GIVEN PROBLEM:
Report how many lines hold the word "icon"; give nothing but the number.

EXERCISE MATERIALS:
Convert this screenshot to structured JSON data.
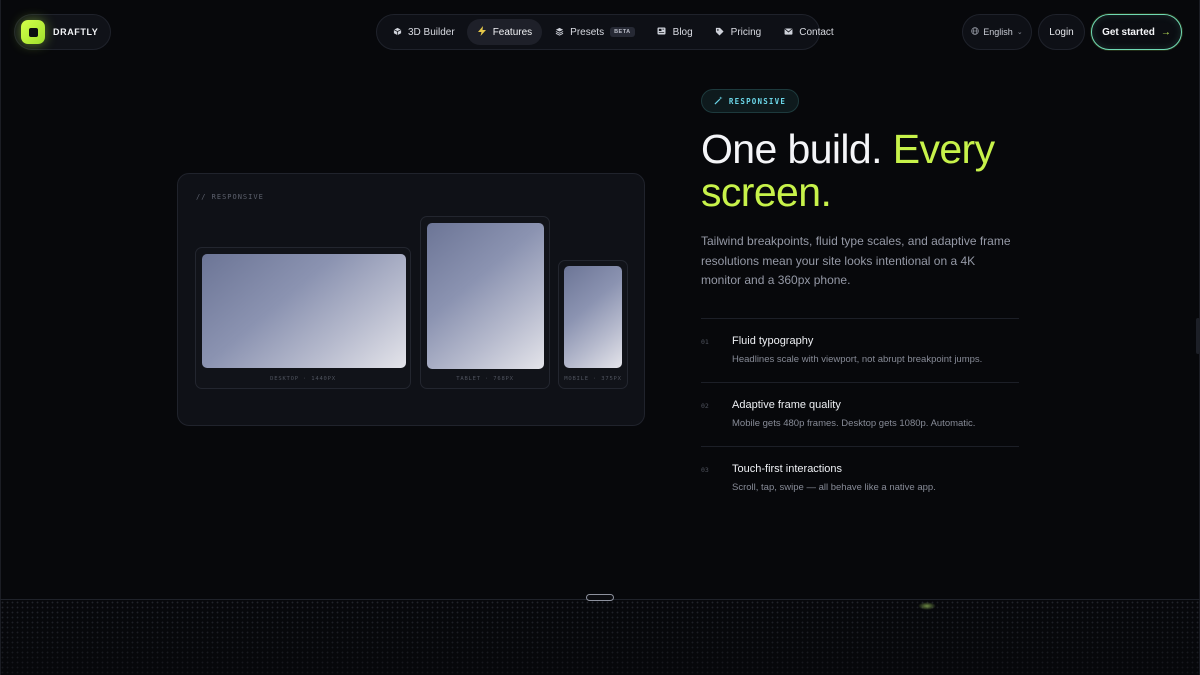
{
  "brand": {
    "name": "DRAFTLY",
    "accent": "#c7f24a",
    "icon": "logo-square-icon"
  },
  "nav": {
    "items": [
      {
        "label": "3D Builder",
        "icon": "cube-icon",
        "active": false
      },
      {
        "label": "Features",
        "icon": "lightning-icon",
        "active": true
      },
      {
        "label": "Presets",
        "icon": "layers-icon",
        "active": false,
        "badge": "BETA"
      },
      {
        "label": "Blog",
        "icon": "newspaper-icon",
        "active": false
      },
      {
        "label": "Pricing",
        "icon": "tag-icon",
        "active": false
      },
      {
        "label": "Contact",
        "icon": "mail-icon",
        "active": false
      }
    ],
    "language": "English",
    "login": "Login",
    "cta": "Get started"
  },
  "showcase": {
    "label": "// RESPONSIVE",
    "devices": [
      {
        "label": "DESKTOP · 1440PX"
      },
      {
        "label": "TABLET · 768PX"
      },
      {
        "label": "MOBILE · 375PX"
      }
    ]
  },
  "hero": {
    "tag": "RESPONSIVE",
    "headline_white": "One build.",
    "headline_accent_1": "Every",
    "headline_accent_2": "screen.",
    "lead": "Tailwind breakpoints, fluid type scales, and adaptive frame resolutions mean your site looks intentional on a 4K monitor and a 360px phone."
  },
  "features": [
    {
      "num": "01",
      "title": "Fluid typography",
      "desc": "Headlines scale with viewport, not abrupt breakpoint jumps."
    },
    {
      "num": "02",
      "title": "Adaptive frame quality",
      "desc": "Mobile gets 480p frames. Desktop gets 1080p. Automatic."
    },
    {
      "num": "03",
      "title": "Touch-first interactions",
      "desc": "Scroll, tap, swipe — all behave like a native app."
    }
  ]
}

RESPONSE:
7